WHAT THE TASK REQUIRES: Make an exact copy of all the data.

-------------------------

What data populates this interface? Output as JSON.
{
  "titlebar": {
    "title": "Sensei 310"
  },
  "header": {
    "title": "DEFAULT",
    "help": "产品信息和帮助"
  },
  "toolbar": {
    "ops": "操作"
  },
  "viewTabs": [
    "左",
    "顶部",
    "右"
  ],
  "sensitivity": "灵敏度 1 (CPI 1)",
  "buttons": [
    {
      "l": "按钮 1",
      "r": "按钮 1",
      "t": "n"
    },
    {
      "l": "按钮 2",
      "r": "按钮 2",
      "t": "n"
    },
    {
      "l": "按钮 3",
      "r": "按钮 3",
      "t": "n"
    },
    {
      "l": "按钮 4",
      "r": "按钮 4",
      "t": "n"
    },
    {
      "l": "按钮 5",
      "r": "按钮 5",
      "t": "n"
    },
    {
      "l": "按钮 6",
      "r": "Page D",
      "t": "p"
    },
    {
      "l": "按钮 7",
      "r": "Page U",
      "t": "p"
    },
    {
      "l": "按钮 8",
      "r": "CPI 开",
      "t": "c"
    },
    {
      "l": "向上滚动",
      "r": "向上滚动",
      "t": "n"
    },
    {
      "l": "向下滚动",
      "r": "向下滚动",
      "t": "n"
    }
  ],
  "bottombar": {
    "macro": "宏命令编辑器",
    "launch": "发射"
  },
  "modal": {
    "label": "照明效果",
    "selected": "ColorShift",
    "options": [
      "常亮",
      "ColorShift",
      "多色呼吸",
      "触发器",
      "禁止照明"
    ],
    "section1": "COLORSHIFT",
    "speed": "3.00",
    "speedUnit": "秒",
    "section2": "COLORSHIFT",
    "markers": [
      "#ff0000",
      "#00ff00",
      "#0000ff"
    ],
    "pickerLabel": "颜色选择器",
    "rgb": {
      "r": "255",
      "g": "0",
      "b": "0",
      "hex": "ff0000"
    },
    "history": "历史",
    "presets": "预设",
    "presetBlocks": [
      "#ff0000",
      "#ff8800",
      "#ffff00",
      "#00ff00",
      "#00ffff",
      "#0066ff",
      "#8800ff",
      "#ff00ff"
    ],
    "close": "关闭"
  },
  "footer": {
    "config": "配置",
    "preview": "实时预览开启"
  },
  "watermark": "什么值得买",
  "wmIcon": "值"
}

-------------------------

THE COMPLETED TASK:
What data populates this interface? Output as JSON.
{
  "titlebar": {
    "title": "Sensei 310"
  },
  "header": {
    "title": "DEFAULT",
    "help": "产品信息和帮助"
  },
  "toolbar": {
    "ops": "操作"
  },
  "viewTabs": [
    "左",
    "顶部",
    "右"
  ],
  "sensitivity": "灵敏度 1 (CPI 1)",
  "buttons": [
    {
      "l": "按钮 1",
      "r": "按钮 1",
      "t": "n"
    },
    {
      "l": "按钮 2",
      "r": "按钮 2",
      "t": "n"
    },
    {
      "l": "按钮 3",
      "r": "按钮 3",
      "t": "n"
    },
    {
      "l": "按钮 4",
      "r": "按钮 4",
      "t": "n"
    },
    {
      "l": "按钮 5",
      "r": "按钮 5",
      "t": "n"
    },
    {
      "l": "按钮 6",
      "r": "Page D",
      "t": "p"
    },
    {
      "l": "按钮 7",
      "r": "Page U",
      "t": "p"
    },
    {
      "l": "按钮 8",
      "r": "CPI 开",
      "t": "c"
    },
    {
      "l": "向上滚动",
      "r": "向上滚动",
      "t": "n"
    },
    {
      "l": "向下滚动",
      "r": "向下滚动",
      "t": "n"
    }
  ],
  "bottombar": {
    "macro": "宏命令编辑器",
    "launch": "发射"
  },
  "modal": {
    "label": "照明效果",
    "selected": "ColorShift",
    "options": [
      "常亮",
      "ColorShift",
      "多色呼吸",
      "触发器",
      "禁止照明"
    ],
    "section1": "COLORSHIFT",
    "speed": "3.00",
    "speedUnit": "秒",
    "section2": "COLORSHIFT",
    "markers": [
      "#ff0000",
      "#00ff00",
      "#0000ff"
    ],
    "pickerLabel": "颜色选择器",
    "rgb": {
      "r": "255",
      "g": "0",
      "b": "0",
      "hex": "ff0000"
    },
    "history": "历史",
    "presets": "预设",
    "presetBlocks": [
      "#ff0000",
      "#ff8800",
      "#ffff00",
      "#00ff00",
      "#00ffff",
      "#0066ff",
      "#8800ff",
      "#ff00ff"
    ],
    "close": "关闭"
  },
  "footer": {
    "config": "配置",
    "preview": "实时预览开启"
  },
  "watermark": "什么值得买",
  "wmIcon": "值"
}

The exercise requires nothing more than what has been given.